[Layout coordinate data]
__________

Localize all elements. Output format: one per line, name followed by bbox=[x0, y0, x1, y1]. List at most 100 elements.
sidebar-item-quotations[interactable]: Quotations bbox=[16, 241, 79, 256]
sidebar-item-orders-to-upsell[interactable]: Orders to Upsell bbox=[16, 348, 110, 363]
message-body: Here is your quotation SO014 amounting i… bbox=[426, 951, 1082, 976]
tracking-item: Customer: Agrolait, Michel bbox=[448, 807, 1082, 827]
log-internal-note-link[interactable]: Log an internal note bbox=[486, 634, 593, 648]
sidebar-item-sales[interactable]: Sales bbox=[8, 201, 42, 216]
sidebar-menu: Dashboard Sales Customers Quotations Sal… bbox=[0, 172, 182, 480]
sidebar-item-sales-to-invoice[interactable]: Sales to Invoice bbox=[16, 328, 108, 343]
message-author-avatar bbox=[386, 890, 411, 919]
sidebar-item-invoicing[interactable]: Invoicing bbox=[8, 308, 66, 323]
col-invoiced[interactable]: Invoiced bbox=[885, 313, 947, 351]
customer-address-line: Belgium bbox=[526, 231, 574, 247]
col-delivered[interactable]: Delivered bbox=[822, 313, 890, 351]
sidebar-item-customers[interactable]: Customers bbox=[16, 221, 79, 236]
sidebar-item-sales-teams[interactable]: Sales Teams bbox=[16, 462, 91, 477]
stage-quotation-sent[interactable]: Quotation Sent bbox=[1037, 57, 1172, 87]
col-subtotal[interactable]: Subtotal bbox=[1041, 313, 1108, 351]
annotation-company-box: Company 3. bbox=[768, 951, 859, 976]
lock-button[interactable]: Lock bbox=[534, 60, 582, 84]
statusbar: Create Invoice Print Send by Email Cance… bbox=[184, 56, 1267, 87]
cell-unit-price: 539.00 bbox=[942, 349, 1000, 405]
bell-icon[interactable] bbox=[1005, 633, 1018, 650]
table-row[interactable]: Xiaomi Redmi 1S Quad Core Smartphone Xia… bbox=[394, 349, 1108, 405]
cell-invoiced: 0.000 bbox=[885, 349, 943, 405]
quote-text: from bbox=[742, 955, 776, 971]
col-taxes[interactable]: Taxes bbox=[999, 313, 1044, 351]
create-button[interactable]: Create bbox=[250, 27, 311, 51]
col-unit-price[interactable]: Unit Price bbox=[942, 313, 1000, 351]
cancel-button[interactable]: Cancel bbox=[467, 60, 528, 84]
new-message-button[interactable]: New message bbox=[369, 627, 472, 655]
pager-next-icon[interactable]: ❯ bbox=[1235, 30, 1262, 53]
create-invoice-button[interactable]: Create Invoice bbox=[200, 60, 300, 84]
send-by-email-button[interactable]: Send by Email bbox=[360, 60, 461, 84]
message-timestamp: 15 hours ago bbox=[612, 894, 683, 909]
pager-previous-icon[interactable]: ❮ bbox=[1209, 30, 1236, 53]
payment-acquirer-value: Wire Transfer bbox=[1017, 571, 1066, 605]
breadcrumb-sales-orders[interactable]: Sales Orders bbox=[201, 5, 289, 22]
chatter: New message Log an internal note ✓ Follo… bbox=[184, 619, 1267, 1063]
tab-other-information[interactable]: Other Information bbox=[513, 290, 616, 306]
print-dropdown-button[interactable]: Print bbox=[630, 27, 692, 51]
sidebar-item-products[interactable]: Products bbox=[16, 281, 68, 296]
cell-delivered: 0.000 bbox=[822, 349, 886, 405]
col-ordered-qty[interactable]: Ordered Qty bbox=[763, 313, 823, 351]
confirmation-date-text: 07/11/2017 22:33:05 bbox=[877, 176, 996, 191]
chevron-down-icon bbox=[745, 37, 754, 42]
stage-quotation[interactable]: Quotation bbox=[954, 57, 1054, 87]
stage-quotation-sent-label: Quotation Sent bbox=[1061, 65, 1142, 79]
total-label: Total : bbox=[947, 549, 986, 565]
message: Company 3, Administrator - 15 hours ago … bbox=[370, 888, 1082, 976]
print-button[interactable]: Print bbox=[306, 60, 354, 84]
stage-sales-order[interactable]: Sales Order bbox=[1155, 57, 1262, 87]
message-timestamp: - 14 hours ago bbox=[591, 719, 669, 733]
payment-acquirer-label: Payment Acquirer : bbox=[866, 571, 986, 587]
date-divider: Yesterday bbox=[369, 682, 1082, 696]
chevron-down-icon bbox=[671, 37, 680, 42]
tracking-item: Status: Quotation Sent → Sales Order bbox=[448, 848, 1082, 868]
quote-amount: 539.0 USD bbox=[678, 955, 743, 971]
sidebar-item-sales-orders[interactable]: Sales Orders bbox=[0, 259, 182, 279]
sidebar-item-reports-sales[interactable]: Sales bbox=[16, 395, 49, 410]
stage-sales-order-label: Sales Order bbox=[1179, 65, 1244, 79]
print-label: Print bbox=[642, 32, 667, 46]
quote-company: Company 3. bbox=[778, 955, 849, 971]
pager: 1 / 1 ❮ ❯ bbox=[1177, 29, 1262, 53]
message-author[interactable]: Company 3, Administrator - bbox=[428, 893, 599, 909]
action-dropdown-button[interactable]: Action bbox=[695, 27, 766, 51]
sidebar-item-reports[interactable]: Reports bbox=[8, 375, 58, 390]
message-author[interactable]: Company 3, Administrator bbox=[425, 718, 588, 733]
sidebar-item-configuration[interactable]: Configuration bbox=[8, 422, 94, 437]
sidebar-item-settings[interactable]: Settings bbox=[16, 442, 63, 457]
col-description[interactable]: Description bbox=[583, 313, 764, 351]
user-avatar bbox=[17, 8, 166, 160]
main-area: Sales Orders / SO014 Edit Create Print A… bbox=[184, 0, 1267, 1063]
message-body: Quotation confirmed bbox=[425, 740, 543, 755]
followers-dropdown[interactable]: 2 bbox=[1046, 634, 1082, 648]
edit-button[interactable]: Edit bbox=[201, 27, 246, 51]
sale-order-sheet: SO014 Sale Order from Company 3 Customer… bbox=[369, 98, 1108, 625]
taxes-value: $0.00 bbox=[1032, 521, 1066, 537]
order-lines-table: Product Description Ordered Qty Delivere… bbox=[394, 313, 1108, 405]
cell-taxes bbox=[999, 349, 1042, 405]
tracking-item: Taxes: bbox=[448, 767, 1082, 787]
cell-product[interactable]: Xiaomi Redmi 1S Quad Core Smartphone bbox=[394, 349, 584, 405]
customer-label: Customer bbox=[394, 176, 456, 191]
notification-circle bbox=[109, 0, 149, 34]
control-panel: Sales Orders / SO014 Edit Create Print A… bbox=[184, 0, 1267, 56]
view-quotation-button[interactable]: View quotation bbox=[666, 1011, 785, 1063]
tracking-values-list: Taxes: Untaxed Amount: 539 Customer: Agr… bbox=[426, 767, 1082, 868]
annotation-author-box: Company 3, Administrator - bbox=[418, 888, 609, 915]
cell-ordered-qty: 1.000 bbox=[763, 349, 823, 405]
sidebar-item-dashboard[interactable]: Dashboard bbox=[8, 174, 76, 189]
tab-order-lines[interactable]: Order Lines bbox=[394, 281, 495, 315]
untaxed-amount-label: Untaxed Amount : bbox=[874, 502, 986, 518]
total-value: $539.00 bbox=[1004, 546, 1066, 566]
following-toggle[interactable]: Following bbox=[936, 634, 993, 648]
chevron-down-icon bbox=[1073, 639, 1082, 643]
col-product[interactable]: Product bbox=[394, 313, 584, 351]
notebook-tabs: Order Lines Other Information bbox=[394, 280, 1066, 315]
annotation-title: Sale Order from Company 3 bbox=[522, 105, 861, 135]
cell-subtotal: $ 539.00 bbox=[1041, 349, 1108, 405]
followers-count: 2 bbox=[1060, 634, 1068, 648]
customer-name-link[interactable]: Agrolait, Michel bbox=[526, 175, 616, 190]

__________

*Exercise details*
Copy every line above without any changes.

*Full solution*
Localize all elements. Output format: one per line, name followed by bbox=[x0, y0, x1, y1]. List at most 100 elements.
sidebar-item-quotations[interactable]: Quotations bbox=[16, 241, 79, 256]
sidebar-item-orders-to-upsell[interactable]: Orders to Upsell bbox=[16, 348, 110, 363]
message-body: Here is your quotation SO014 amounting i… bbox=[426, 951, 1082, 976]
tracking-item: Customer: Agrolait, Michel bbox=[448, 807, 1082, 827]
log-internal-note-link[interactable]: Log an internal note bbox=[486, 634, 593, 648]
sidebar-item-sales[interactable]: Sales bbox=[8, 201, 42, 216]
sidebar-menu: Dashboard Sales Customers Quotations Sal… bbox=[0, 172, 182, 480]
sidebar-item-sales-to-invoice[interactable]: Sales to Invoice bbox=[16, 328, 108, 343]
message-author-avatar bbox=[386, 890, 411, 919]
sidebar-item-invoicing[interactable]: Invoicing bbox=[8, 308, 66, 323]
col-invoiced[interactable]: Invoiced bbox=[885, 313, 947, 351]
customer-address-line: Belgium bbox=[526, 231, 574, 247]
col-delivered[interactable]: Delivered bbox=[822, 313, 890, 351]
sidebar-item-customers[interactable]: Customers bbox=[16, 221, 79, 236]
sidebar-item-sales-teams[interactable]: Sales Teams bbox=[16, 462, 91, 477]
stage-quotation-sent[interactable]: Quotation Sent bbox=[1037, 57, 1172, 87]
col-subtotal[interactable]: Subtotal bbox=[1041, 313, 1108, 351]
annotation-company-box: Company 3. bbox=[768, 951, 859, 976]
lock-button[interactable]: Lock bbox=[534, 60, 582, 84]
statusbar: Create Invoice Print Send by Email Cance… bbox=[184, 56, 1267, 87]
cell-unit-price: 539.00 bbox=[942, 349, 1000, 405]
bell-icon[interactable] bbox=[1005, 633, 1018, 650]
table-row[interactable]: Xiaomi Redmi 1S Quad Core Smartphone Xia… bbox=[394, 349, 1108, 405]
cell-invoiced: 0.000 bbox=[885, 349, 943, 405]
quote-text: from bbox=[742, 955, 776, 971]
col-taxes[interactable]: Taxes bbox=[999, 313, 1044, 351]
create-button[interactable]: Create bbox=[250, 27, 311, 51]
col-unit-price[interactable]: Unit Price bbox=[942, 313, 1000, 351]
cancel-button[interactable]: Cancel bbox=[467, 60, 528, 84]
new-message-button[interactable]: New message bbox=[369, 627, 472, 655]
pager-next-icon[interactable]: ❯ bbox=[1235, 30, 1262, 53]
create-invoice-button[interactable]: Create Invoice bbox=[200, 60, 300, 84]
send-by-email-button[interactable]: Send by Email bbox=[360, 60, 461, 84]
message-timestamp: 15 hours ago bbox=[612, 894, 683, 909]
pager-previous-icon[interactable]: ❮ bbox=[1209, 30, 1236, 53]
payment-acquirer-value: Wire Transfer bbox=[1017, 571, 1066, 605]
breadcrumb-sales-orders[interactable]: Sales Orders bbox=[201, 5, 289, 22]
chatter: New message Log an internal note ✓ Follo… bbox=[184, 619, 1267, 1063]
tab-other-information[interactable]: Other Information bbox=[513, 290, 616, 306]
print-dropdown-button[interactable]: Print bbox=[630, 27, 692, 51]
sidebar-item-products[interactable]: Products bbox=[16, 281, 68, 296]
cell-delivered: 0.000 bbox=[822, 349, 886, 405]
col-ordered-qty[interactable]: Ordered Qty bbox=[763, 313, 823, 351]
confirmation-date-text: 07/11/2017 22:33:05 bbox=[877, 176, 996, 191]
chevron-down-icon bbox=[745, 37, 754, 42]
stage-quotation[interactable]: Quotation bbox=[954, 57, 1054, 87]
stage-quotation-sent-label: Quotation Sent bbox=[1061, 65, 1142, 79]
total-label: Total : bbox=[947, 549, 986, 565]
message: Company 3, Administrator - 15 hours ago … bbox=[370, 888, 1082, 976]
print-button[interactable]: Print bbox=[306, 60, 354, 84]
stage-sales-order[interactable]: Sales Order bbox=[1155, 57, 1262, 87]
message-timestamp: - 14 hours ago bbox=[591, 719, 669, 733]
payment-acquirer-label: Payment Acquirer : bbox=[866, 571, 986, 587]
date-divider: Yesterday bbox=[369, 682, 1082, 696]
chevron-down-icon bbox=[671, 37, 680, 42]
tracking-item: Status: Quotation Sent → Sales Order bbox=[448, 848, 1082, 868]
quote-amount: 539.0 USD bbox=[678, 955, 743, 971]
sidebar-item-sales-orders[interactable]: Sales Orders bbox=[0, 259, 182, 279]
sidebar-item-reports-sales[interactable]: Sales bbox=[16, 395, 49, 410]
stage-sales-order-label: Sales Order bbox=[1179, 65, 1244, 79]
print-label: Print bbox=[642, 32, 667, 46]
quote-company: Company 3. bbox=[778, 955, 849, 971]
pager: 1 / 1 ❮ ❯ bbox=[1177, 29, 1262, 53]
message-author[interactable]: Company 3, Administrator - bbox=[428, 893, 599, 909]
action-dropdown-button[interactable]: Action bbox=[695, 27, 766, 51]
sidebar-item-reports[interactable]: Reports bbox=[8, 375, 58, 390]
message-author[interactable]: Company 3, Administrator bbox=[425, 718, 588, 733]
sidebar-item-configuration[interactable]: Configuration bbox=[8, 422, 94, 437]
sidebar-item-settings[interactable]: Settings bbox=[16, 442, 63, 457]
col-description[interactable]: Description bbox=[583, 313, 764, 351]
user-avatar bbox=[17, 8, 166, 160]
main-area: Sales Orders / SO014 Edit Create Print A… bbox=[184, 0, 1267, 1063]
message-body: Quotation confirmed bbox=[425, 740, 543, 755]
followers-dropdown[interactable]: 2 bbox=[1046, 634, 1082, 648]
edit-button[interactable]: Edit bbox=[201, 27, 246, 51]
sale-order-sheet: SO014 Sale Order from Company 3 Customer… bbox=[369, 98, 1108, 625]
taxes-value: $0.00 bbox=[1032, 521, 1066, 537]
order-lines-table: Product Description Ordered Qty Delivere… bbox=[394, 313, 1108, 405]
cell-taxes bbox=[999, 349, 1042, 405]
tracking-item: Taxes: bbox=[448, 767, 1082, 787]
cell-product[interactable]: Xiaomi Redmi 1S Quad Core Smartphone bbox=[394, 349, 584, 405]
customer-label: Customer bbox=[394, 176, 456, 191]
notification-circle bbox=[109, 0, 149, 34]
control-panel: Sales Orders / SO014 Edit Create Print A… bbox=[184, 0, 1267, 56]
view-quotation-button[interactable]: View quotation bbox=[666, 1011, 785, 1063]
tracking-values-list: Taxes: Untaxed Amount: 539 Customer: Agr… bbox=[426, 767, 1082, 868]
annotation-author-box: Company 3, Administrator - bbox=[418, 888, 609, 915]
cell-ordered-qty: 1.000 bbox=[763, 349, 823, 405]
sidebar-item-dashboard[interactable]: Dashboard bbox=[8, 174, 76, 189]
tab-order-lines[interactable]: Order Lines bbox=[394, 281, 495, 315]
untaxed-amount-label: Untaxed Amount : bbox=[874, 502, 986, 518]
total-value: $539.00 bbox=[1004, 546, 1066, 566]
following-toggle[interactable]: Following bbox=[936, 634, 993, 648]
chevron-down-icon bbox=[1073, 639, 1082, 643]
col-product[interactable]: Product bbox=[394, 313, 584, 351]
notebook-tabs: Order Lines Other Information bbox=[394, 280, 1066, 315]
annotation-title: Sale Order from Company 3 bbox=[522, 105, 861, 135]
cell-subtotal: $ 539.00 bbox=[1041, 349, 1108, 405]
followers-count: 2 bbox=[1060, 634, 1068, 648]
customer-name-link[interactable]: Agrolait, Michel bbox=[526, 175, 616, 190]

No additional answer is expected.